### Objective
Quote the whole listing word for word, please.

Stored entries:
━━━━━━━━
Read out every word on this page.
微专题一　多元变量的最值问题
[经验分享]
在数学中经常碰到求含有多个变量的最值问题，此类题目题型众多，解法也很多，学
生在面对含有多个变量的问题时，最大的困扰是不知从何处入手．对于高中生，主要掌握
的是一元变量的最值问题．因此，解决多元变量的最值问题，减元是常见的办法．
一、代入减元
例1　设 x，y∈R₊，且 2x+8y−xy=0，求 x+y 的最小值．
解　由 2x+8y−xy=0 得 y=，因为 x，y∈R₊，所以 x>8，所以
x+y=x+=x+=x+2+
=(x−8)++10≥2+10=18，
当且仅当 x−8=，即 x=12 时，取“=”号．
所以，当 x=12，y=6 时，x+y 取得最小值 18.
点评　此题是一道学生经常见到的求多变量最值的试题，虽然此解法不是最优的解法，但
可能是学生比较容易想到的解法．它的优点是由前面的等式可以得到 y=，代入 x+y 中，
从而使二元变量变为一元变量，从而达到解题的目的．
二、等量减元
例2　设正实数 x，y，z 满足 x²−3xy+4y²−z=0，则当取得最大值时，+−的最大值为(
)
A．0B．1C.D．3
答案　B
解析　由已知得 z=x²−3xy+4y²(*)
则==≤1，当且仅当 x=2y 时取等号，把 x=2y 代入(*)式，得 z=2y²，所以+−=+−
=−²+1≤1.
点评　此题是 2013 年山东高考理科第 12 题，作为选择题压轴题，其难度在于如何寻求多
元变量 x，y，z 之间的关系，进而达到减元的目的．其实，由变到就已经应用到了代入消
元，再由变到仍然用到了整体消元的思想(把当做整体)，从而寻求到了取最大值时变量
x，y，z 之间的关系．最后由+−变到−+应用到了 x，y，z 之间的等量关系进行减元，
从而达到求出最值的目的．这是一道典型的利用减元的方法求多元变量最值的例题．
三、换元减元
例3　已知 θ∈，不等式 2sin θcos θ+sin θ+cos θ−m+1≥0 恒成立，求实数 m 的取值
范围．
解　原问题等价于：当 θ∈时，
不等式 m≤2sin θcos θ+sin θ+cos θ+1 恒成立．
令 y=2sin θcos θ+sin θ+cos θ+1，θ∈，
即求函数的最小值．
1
━━━━━━━━
### Result of this exercise
Read out every word on this page.
微专题一　多元变量的最值问题
[经验分享]
在数学中经常碰到求含有多个变量的最值问题，此类题目题型众多，解法也很多，学
生在面对含有多个变量的问题时，最大的困扰是不知从何处入手．对于高中生，主要掌握
的是一元变量的最值问题．因此，解决多元变量的最值问题，减元是常见的办法．
一、代入减元
例1　设 x，y∈R₊，且 2x+8y−xy=0，求 x+y 的最小值．
解　由 2x+8y−xy=0 得 y=，因为 x，y∈R₊，所以 x>8，所以
x+y=x+=x+=x+2+
=(x−8)++10≥2+10=18，
当且仅当 x−8=，即 x=12 时，取“=”号．
所以，当 x=12，y=6 时，x+y 取得最小值 18.
点评　此题是一道学生经常见到的求多变量最值的试题，虽然此解法不是最优的解法，但
可能是学生比较容易想到的解法．它的优点是由前面的等式可以得到 y=，代入 x+y 中，
从而使二元变量变为一元变量，从而达到解题的目的．
二、等量减元
例2　设正实数 x，y，z 满足 x²−3xy+4y²−z=0，则当取得最大值时，+−的最大值为(
)
A．0B．1C.D．3
答案　B
解析　由已知得 z=x²−3xy+4y²(*)
则==≤1，当且仅当 x=2y 时取等号，把 x=2y 代入(*)式，得 z=2y²，所以+−=+−
=−²+1≤1.
点评　此题是 2013 年山东高考理科第 12 题，作为选择题压轴题，其难度在于如何寻求多
元变量 x，y，z 之间的关系，进而达到减元的目的．其实，由变到就已经应用到了代入消
元，再由变到仍然用到了整体消元的思想(把当做整体)，从而寻求到了取最大值时变量
x，y，z 之间的关系．最后由+−变到−+应用到了 x，y，z 之间的等量关系进行减元，
从而达到求出最值的目的．这是一道典型的利用减元的方法求多元变量最值的例题．
三、换元减元
例3　已知 θ∈，不等式 2sin θcos θ+sin θ+cos θ−m+1≥0 恒成立，求实数 m 的取值
范围．
解　原问题等价于：当 θ∈时，
不等式 m≤2sin θcos θ+sin θ+cos θ+1 恒成立．
令 y=2sin θcos θ+sin θ+cos θ+1，θ∈，
即求函数的最小值．
1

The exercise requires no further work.